_Trecho do documento_.
Para especialistas, estímulo pode reduzir vulnerabilidade, mas terá efeito limitado na geração de empregos

Política industrial deve criar poucas vagas

FÁTIMA FERNANDES
CLAUDIA ROLLI
DA REPORTAGEM LOCAL

Os R$ 3,61 bilhões reservados pela política industrial do governo a quatro setores específicos da economia poderão estimular a modernização da produção e a redução da vulnerabilidade do país. No entanto, deverão gerar pouquíssimos empregos.
Essa é a opinião de especialistas em indústria e mercado de trabalho que analisaram as medidas anunciadas pelo governo.
No total, foram destinados R$ 15,05 bilhões para estimular a produção. Aos setores de softwares, de semicondutores, de fármacos e de bens de capital foram reservados R$ 3,61 bilhões.
A maior parte do dinheiro virá de empréstimos do BNDES (Banco Nacional de Desenvolvimento Econômico e Social).

Capital intensivo
"A política industrial anunciada se destina a aumentar a competitividade da indústria, e não a gerar emprego. Os quatro setores beneficiados são intensivos em capital, e não em mão-de-obra", afirma David Kupfer, coordenador do Grupo de Indústria e Competitividade do Instituto de Economia da UFRJ (Universidade Federal do Rio de Janeiro).

Entradas de um conjunto de dados
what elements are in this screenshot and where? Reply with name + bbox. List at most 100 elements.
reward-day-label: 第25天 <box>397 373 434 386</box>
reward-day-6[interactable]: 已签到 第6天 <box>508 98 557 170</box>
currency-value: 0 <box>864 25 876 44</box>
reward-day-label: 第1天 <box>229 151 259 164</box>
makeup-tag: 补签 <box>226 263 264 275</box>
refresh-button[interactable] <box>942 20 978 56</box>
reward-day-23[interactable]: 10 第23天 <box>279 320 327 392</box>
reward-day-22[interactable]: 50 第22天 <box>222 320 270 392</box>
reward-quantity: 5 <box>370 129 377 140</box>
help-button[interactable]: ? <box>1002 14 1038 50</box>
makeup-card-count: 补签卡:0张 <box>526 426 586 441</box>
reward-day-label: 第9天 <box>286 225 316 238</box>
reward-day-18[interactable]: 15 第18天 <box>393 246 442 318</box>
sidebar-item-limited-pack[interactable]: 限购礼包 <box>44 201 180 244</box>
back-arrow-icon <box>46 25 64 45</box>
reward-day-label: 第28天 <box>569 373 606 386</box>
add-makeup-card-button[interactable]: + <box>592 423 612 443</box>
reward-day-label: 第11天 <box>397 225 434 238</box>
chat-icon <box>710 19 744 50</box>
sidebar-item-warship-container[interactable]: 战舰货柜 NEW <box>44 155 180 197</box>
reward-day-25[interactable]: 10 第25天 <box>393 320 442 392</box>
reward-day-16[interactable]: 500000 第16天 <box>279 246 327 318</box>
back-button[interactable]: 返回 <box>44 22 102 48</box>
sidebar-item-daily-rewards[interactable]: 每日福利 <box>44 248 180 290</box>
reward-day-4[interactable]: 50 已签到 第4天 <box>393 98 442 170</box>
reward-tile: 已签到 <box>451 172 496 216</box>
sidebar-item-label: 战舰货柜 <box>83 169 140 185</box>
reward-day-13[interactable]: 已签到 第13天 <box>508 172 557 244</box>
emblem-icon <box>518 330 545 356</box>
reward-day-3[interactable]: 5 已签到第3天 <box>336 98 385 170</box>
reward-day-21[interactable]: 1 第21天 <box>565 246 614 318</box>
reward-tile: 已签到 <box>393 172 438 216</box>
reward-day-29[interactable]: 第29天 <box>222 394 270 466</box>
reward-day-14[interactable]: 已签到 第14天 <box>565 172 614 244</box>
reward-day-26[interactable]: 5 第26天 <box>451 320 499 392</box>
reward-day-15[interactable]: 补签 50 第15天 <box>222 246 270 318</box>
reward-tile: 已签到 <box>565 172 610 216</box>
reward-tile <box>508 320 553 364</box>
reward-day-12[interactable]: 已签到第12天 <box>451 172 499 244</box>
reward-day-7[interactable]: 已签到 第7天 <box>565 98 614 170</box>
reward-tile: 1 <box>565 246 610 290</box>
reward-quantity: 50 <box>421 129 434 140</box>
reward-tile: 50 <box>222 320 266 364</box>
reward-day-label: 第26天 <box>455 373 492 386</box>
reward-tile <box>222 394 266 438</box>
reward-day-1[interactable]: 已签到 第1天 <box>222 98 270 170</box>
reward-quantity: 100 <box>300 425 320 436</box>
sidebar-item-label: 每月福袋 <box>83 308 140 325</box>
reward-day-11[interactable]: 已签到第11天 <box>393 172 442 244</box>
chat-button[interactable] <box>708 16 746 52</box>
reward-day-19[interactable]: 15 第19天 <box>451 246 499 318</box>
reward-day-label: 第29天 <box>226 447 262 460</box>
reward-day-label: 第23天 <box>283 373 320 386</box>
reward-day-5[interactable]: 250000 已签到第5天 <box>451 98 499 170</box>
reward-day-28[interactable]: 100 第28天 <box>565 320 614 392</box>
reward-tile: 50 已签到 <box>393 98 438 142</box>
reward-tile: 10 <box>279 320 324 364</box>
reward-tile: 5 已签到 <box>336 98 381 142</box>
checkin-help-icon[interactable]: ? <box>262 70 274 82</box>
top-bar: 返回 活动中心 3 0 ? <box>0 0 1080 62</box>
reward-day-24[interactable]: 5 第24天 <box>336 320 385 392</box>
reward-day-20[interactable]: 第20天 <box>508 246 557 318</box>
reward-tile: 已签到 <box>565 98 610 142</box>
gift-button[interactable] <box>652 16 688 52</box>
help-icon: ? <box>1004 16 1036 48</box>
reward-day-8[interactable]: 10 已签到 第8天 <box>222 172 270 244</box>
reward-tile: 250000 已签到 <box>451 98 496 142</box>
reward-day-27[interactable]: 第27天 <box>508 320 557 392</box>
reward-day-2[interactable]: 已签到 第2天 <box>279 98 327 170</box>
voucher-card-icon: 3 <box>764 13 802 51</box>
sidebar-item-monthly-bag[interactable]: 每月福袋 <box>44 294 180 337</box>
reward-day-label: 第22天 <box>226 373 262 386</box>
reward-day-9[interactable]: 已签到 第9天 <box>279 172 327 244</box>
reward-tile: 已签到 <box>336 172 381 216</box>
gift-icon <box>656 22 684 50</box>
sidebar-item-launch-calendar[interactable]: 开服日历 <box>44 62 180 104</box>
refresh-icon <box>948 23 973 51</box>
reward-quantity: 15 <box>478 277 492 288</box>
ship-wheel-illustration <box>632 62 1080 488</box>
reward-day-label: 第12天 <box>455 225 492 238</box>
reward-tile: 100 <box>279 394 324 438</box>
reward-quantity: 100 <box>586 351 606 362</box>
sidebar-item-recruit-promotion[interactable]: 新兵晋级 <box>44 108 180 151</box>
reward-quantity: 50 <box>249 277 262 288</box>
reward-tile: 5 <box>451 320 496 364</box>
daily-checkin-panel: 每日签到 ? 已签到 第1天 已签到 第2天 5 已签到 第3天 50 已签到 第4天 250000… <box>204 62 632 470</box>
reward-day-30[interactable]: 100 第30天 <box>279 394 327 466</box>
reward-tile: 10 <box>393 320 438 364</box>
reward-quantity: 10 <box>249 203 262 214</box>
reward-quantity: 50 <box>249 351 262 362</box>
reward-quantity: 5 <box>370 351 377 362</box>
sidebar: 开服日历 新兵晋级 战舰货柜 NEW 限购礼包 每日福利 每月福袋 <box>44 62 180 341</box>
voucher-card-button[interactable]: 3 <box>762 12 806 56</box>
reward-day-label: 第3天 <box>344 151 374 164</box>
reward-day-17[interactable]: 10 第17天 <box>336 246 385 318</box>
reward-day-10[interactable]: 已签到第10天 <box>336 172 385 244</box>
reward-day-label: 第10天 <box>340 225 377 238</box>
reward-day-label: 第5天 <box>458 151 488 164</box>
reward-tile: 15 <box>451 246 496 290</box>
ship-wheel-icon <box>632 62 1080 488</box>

_Exercícios_.
- a) Reescreva o trecho da reportagem sobre a política industrial que vai de "Política industrial deve" até "Econômico e Social).", trocando "modernização" por "atualização".
- b) Transforme em lista o parágrafo da reportagem sobre a política industrial que começa com "No total, foram destinados", mantendo seus dados principais.

_Resultados esperados_.
- a)
Política industrial deve criar poucas vagas

FÁTIMA FERNANDES
CLAUDIA ROLLI
DA REPORTAGEM LOCAL

Os R$ 3,61 bilhões reservados pela política industrial do governo a quatro setores específicos da economia poderão estimular a atualização da produção e a redução da vulnerabilidade do país. No entanto, deverão gerar pouquíssimos empregos.
Essa é a opinião de especialistas em indústria e mercado de trabalho que analisaram as medidas anunciadas pelo governo.
No total, foram destinados R$ 15,05 bilhões para estimular a produção. Aos setores de softwares, de semicondutores, de fármacos e de bens de capital foram reservados R$ 3,61 bilhões.
A maior parte do dinheiro virá de empréstimos do BNDES (Banco Nacional de Desenvolvimento Econômico e Social).

- b)
- Total destinado ao estímulo da produção: R$ 15,05 bilhões.
- Parte reservada aos setores de softwares, semicondutores, fármacos e bens de capital: R$ 3,61 bilhões.